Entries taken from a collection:
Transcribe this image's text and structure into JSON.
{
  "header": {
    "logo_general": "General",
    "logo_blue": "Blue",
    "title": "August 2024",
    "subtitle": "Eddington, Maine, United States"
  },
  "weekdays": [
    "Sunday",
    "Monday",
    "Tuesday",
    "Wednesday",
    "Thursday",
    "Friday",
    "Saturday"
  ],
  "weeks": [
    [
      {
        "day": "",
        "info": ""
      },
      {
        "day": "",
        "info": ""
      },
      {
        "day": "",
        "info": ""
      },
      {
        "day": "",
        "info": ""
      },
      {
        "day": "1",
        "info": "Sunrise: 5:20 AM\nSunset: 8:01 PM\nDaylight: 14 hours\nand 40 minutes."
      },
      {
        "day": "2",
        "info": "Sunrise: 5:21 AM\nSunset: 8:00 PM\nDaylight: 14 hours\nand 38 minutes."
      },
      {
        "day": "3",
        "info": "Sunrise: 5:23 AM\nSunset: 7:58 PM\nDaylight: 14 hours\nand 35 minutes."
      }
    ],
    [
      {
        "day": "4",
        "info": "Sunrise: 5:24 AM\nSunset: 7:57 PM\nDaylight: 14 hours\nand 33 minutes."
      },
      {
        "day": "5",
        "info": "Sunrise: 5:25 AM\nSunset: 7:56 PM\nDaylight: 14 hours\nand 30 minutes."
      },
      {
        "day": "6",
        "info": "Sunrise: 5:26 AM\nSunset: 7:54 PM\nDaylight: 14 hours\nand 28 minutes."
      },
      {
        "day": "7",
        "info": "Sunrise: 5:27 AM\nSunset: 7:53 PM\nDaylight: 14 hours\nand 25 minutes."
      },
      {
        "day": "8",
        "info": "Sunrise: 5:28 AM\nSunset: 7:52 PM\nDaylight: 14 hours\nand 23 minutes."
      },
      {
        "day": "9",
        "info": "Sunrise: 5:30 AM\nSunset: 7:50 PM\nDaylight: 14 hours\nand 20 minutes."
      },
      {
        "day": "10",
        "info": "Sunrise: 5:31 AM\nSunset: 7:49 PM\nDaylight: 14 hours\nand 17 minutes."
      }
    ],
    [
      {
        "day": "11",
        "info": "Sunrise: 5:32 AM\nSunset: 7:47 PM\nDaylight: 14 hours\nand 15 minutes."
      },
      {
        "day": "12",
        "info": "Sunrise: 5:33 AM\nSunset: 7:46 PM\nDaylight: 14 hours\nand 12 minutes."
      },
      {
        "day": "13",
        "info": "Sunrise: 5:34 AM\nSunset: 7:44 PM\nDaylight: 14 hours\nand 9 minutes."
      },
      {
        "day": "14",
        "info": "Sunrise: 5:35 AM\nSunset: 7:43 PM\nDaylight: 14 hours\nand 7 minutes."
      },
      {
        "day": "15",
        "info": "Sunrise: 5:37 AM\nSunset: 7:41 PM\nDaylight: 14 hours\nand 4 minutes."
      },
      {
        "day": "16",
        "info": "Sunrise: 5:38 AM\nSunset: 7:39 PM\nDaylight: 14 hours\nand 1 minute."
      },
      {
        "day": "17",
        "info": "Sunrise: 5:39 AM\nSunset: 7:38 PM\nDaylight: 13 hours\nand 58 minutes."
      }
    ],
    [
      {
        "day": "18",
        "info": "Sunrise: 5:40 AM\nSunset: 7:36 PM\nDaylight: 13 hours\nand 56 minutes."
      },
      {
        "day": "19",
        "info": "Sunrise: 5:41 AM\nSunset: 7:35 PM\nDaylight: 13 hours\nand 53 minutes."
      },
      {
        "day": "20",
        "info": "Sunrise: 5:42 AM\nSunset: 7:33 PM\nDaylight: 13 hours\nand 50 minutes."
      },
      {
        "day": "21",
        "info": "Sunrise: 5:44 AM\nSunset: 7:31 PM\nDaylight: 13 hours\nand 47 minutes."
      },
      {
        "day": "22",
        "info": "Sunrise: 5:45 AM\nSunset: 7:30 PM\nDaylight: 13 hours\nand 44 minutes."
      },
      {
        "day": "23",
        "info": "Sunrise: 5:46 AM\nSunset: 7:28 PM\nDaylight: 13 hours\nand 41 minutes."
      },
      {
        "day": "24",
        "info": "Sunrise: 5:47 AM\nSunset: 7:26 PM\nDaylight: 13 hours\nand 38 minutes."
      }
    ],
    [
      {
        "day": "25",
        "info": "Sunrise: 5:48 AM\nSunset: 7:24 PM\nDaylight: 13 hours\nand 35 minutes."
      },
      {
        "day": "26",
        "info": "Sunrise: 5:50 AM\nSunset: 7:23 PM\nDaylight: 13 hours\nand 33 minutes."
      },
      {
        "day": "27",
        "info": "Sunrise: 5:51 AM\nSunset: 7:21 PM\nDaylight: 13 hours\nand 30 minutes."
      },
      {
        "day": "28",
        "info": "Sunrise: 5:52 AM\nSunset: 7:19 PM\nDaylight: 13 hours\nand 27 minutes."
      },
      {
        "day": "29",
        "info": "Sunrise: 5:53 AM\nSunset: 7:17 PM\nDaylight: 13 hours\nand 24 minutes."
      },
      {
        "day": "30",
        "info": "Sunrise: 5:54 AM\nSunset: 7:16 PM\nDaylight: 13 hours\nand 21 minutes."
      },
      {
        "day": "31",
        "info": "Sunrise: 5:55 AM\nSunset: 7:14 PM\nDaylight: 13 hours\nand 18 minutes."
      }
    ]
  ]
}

§ Instructions for the task
Set down every record above exactly as given.

§ Complete response
Transcribe this image's text and structure into JSON.
{
  "header": {
    "logo_general": "General",
    "logo_blue": "Blue",
    "title": "August 2024",
    "subtitle": "Eddington, Maine, United States"
  },
  "weekdays": [
    "Sunday",
    "Monday",
    "Tuesday",
    "Wednesday",
    "Thursday",
    "Friday",
    "Saturday"
  ],
  "weeks": [
    [
      {
        "day": "",
        "info": ""
      },
      {
        "day": "",
        "info": ""
      },
      {
        "day": "",
        "info": ""
      },
      {
        "day": "",
        "info": ""
      },
      {
        "day": "1",
        "info": "Sunrise: 5:20 AM\nSunset: 8:01 PM\nDaylight: 14 hours\nand 40 minutes."
      },
      {
        "day": "2",
        "info": "Sunrise: 5:21 AM\nSunset: 8:00 PM\nDaylight: 14 hours\nand 38 minutes."
      },
      {
        "day": "3",
        "info": "Sunrise: 5:23 AM\nSunset: 7:58 PM\nDaylight: 14 hours\nand 35 minutes."
      }
    ],
    [
      {
        "day": "4",
        "info": "Sunrise: 5:24 AM\nSunset: 7:57 PM\nDaylight: 14 hours\nand 33 minutes."
      },
      {
        "day": "5",
        "info": "Sunrise: 5:25 AM\nSunset: 7:56 PM\nDaylight: 14 hours\nand 30 minutes."
      },
      {
        "day": "6",
        "info": "Sunrise: 5:26 AM\nSunset: 7:54 PM\nDaylight: 14 hours\nand 28 minutes."
      },
      {
        "day": "7",
        "info": "Sunrise: 5:27 AM\nSunset: 7:53 PM\nDaylight: 14 hours\nand 25 minutes."
      },
      {
        "day": "8",
        "info": "Sunrise: 5:28 AM\nSunset: 7:52 PM\nDaylight: 14 hours\nand 23 minutes."
      },
      {
        "day": "9",
        "info": "Sunrise: 5:30 AM\nSunset: 7:50 PM\nDaylight: 14 hours\nand 20 minutes."
      },
      {
        "day": "10",
        "info": "Sunrise: 5:31 AM\nSunset: 7:49 PM\nDaylight: 14 hours\nand 17 minutes."
      }
    ],
    [
      {
        "day": "11",
        "info": "Sunrise: 5:32 AM\nSunset: 7:47 PM\nDaylight: 14 hours\nand 15 minutes."
      },
      {
        "day": "12",
        "info": "Sunrise: 5:33 AM\nSunset: 7:46 PM\nDaylight: 14 hours\nand 12 minutes."
      },
      {
        "day": "13",
        "info": "Sunrise: 5:34 AM\nSunset: 7:44 PM\nDaylight: 14 hours\nand 9 minutes."
      },
      {
        "day": "14",
        "info": "Sunrise: 5:35 AM\nSunset: 7:43 PM\nDaylight: 14 hours\nand 7 minutes."
      },
      {
        "day": "15",
        "info": "Sunrise: 5:37 AM\nSunset: 7:41 PM\nDaylight: 14 hours\nand 4 minutes."
      },
      {
        "day": "16",
        "info": "Sunrise: 5:38 AM\nSunset: 7:39 PM\nDaylight: 14 hours\nand 1 minute."
      },
      {
        "day": "17",
        "info": "Sunrise: 5:39 AM\nSunset: 7:38 PM\nDaylight: 13 hours\nand 58 minutes."
      }
    ],
    [
      {
        "day": "18",
        "info": "Sunrise: 5:40 AM\nSunset: 7:36 PM\nDaylight: 13 hours\nand 56 minutes."
      },
      {
        "day": "19",
        "info": "Sunrise: 5:41 AM\nSunset: 7:35 PM\nDaylight: 13 hours\nand 53 minutes."
      },
      {
        "day": "20",
        "info": "Sunrise: 5:42 AM\nSunset: 7:33 PM\nDaylight: 13 hours\nand 50 minutes."
      },
      {
        "day": "21",
        "info": "Sunrise: 5:44 AM\nSunset: 7:31 PM\nDaylight: 13 hours\nand 47 minutes."
      },
      {
        "day": "22",
        "info": "Sunrise: 5:45 AM\nSunset: 7:30 PM\nDaylight: 13 hours\nand 44 minutes."
      },
      {
        "day": "23",
        "info": "Sunrise: 5:46 AM\nSunset: 7:28 PM\nDaylight: 13 hours\nand 41 minutes."
      },
      {
        "day": "24",
        "info": "Sunrise: 5:47 AM\nSunset: 7:26 PM\nDaylight: 13 hours\nand 38 minutes."
      }
    ],
    [
      {
        "day": "25",
        "info": "Sunrise: 5:48 AM\nSunset: 7:24 PM\nDaylight: 13 hours\nand 35 minutes."
      },
      {
        "day": "26",
        "info": "Sunrise: 5:50 AM\nSunset: 7:23 PM\nDaylight: 13 hours\nand 33 minutes."
      },
      {
        "day": "27",
        "info": "Sunrise: 5:51 AM\nSunset: 7:21 PM\nDaylight: 13 hours\nand 30 minutes."
      },
      {
        "day": "28",
        "info": "Sunrise: 5:52 AM\nSunset: 7:19 PM\nDaylight: 13 hours\nand 27 minutes."
      },
      {
        "day": "29",
        "info": "Sunrise: 5:53 AM\nSunset: 7:17 PM\nDaylight: 13 hours\nand 24 minutes."
      },
      {
        "day": "30",
        "info": "Sunrise: 5:54 AM\nSunset: 7:16 PM\nDaylight: 13 hours\nand 21 minutes."
      },
      {
        "day": "31",
        "info": "Sunrise: 5:55 AM\nSunset: 7:14 PM\nDaylight: 13 hours\nand 18 minutes."
      }
    ]
  ]
}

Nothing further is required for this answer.